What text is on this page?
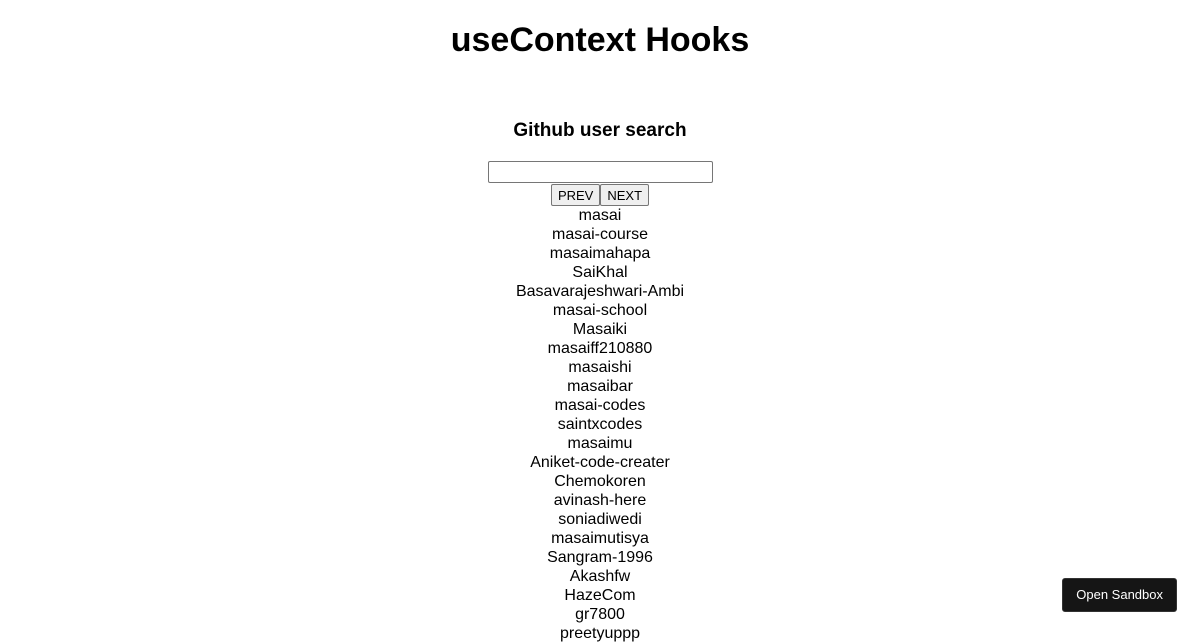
useContext Hooks
Github user search
PREV NEXT
masai
masai-course
masaimahapa
SaiKhal
Basavarajeshwari-Ambi
masai-school
Masaiki
masaiff210880
masaishi
masaibar
masai-codes
saintxcodes
masaimu
Aniket-code-creater
Chemokoren
avinash-here
soniadiwedi
masaimutisya
Sangram-1996
Akashfw
HazeCom
gr7800
preetyuppp
Open Sandbox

========================

**EXERCISE DETAILS:**
Copy all the data exactly as written, but skip any picture.

**TASK ANSWER:**
What text is on this page?
useContext Hooks
Github user search
PREV NEXT
masai
masai-course
masaimahapa
SaiKhal
Basavarajeshwari-Ambi
masai-school
Masaiki
masaiff210880
masaishi
masaibar
masai-codes
saintxcodes
masaimu
Aniket-code-creater
Chemokoren
avinash-here
soniadiwedi
masaimutisya
Sangram-1996
Akashfw
HazeCom
gr7800
preetyuppp
Open Sandbox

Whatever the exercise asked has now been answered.